• PROBLEM REQUIREMENTS:
Report every line in the listing that contains the string "Mujeres".

• INPUT RECORDS:

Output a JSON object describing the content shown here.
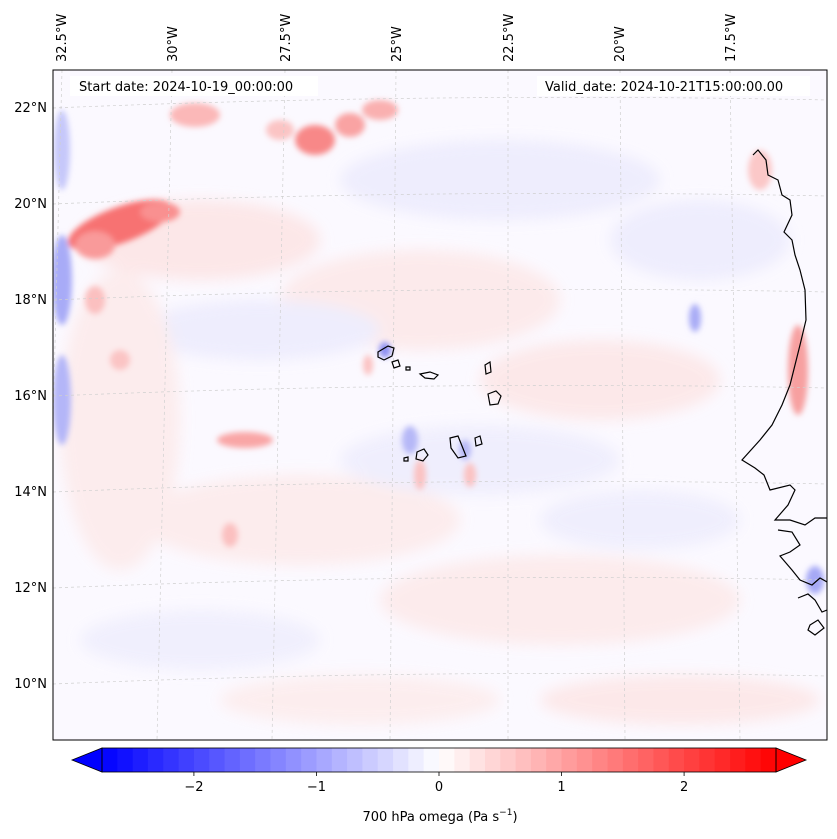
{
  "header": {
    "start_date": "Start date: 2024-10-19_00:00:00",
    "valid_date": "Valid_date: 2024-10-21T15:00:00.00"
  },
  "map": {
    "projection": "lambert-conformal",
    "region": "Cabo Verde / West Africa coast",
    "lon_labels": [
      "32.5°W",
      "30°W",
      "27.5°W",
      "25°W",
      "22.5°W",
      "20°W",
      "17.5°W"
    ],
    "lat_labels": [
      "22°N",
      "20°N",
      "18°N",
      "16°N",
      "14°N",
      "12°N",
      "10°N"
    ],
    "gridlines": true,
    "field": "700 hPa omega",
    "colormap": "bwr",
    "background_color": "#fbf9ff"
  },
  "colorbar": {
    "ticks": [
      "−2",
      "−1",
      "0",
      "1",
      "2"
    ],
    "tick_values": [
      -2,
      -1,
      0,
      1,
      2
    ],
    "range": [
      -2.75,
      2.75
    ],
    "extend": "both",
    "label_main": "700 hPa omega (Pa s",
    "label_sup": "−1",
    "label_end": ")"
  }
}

---

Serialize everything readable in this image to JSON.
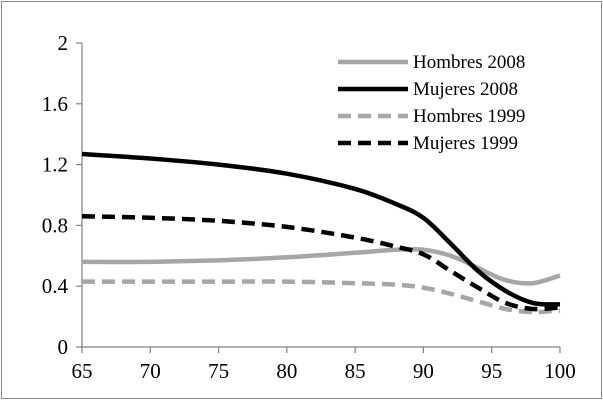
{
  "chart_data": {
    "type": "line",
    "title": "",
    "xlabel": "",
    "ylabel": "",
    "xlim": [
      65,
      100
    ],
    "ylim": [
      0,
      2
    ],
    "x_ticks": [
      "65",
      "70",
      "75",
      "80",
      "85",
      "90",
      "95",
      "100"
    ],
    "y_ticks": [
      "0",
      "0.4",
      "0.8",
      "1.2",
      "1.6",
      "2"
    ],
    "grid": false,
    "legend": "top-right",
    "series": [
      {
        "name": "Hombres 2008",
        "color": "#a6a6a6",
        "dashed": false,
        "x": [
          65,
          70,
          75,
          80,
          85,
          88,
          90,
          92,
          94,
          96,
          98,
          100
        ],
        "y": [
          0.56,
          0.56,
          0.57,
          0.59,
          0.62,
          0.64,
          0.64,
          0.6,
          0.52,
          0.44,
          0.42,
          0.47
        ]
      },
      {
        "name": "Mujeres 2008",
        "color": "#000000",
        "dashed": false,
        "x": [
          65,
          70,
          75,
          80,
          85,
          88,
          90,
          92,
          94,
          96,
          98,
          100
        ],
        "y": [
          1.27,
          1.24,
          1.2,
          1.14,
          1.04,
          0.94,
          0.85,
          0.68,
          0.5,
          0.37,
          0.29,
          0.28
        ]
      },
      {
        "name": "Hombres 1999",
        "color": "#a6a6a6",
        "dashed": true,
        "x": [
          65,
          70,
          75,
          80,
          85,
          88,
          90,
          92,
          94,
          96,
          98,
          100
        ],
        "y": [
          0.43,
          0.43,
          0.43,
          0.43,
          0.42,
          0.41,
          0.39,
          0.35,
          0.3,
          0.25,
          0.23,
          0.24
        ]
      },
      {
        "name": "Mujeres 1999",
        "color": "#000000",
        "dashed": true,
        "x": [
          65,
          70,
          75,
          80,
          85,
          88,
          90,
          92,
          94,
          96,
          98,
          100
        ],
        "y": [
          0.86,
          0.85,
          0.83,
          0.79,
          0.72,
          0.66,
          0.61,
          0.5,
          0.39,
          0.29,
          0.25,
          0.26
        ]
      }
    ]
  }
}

• REPLY TO THE TASK:
        "name": "Mujeres 2008",
        "name": "Mujeres 1999",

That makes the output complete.